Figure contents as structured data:

** START **

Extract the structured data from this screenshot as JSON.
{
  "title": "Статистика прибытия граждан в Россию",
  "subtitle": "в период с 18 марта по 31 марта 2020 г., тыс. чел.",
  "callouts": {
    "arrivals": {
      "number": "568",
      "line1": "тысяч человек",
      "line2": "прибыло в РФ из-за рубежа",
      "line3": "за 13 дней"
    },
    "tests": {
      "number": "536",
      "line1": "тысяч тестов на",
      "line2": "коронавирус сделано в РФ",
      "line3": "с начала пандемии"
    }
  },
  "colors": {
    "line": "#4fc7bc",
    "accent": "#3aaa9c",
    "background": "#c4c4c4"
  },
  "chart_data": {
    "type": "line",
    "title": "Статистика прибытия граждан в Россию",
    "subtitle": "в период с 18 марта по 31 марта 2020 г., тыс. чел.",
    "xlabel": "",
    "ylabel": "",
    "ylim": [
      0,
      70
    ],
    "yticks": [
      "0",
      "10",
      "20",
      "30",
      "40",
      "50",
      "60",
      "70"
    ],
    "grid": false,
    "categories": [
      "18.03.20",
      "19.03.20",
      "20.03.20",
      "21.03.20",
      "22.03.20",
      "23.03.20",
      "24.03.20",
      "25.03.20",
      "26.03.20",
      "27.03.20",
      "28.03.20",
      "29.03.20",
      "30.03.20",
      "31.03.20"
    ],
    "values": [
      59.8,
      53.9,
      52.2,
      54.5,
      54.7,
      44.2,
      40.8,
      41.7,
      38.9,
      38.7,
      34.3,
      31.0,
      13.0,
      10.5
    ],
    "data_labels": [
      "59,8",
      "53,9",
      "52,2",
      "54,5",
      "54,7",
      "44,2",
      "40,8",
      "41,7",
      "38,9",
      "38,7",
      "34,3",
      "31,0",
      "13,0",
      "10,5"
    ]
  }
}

** END **

= What you need to do =
From the first line to the last, please quote the material above exactly.

= Answer for the task =
Extract the structured data from this screenshot as JSON.
{
  "title": "Статистика прибытия граждан в Россию",
  "subtitle": "в период с 18 марта по 31 марта 2020 г., тыс. чел.",
  "callouts": {
    "arrivals": {
      "number": "568",
      "line1": "тысяч человек",
      "line2": "прибыло в РФ из-за рубежа",
      "line3": "за 13 дней"
    },
    "tests": {
      "number": "536",
      "line1": "тысяч тестов на",
      "line2": "коронавирус сделано в РФ",
      "line3": "с начала пандемии"
    }
  },
  "colors": {
    "line": "#4fc7bc",
    "accent": "#3aaa9c",
    "background": "#c4c4c4"
  },
  "chart_data": {
    "type": "line",
    "title": "Статистика прибытия граждан в Россию",
    "subtitle": "в период с 18 марта по 31 марта 2020 г., тыс. чел.",
    "xlabel": "",
    "ylabel": "",
    "ylim": [
      0,
      70
    ],
    "yticks": [
      "0",
      "10",
      "20",
      "30",
      "40",
      "50",
      "60",
      "70"
    ],
    "grid": false,
    "categories": [
      "18.03.20",
      "19.03.20",
      "20.03.20",
      "21.03.20",
      "22.03.20",
      "23.03.20",
      "24.03.20",
      "25.03.20",
      "26.03.20",
      "27.03.20",
      "28.03.20",
      "29.03.20",
      "30.03.20",
      "31.03.20"
    ],
    "values": [
      59.8,
      53.9,
      52.2,
      54.5,
      54.7,
      44.2,
      40.8,
      41.7,
      38.9,
      38.7,
      34.3,
      31.0,
      13.0,
      10.5
    ],
    "data_labels": [
      "59,8",
      "53,9",
      "52,2",
      "54,5",
      "54,7",
      "44,2",
      "40,8",
      "41,7",
      "38,9",
      "38,7",
      "34,3",
      "31,0",
      "13,0",
      "10,5"
    ]
  }
}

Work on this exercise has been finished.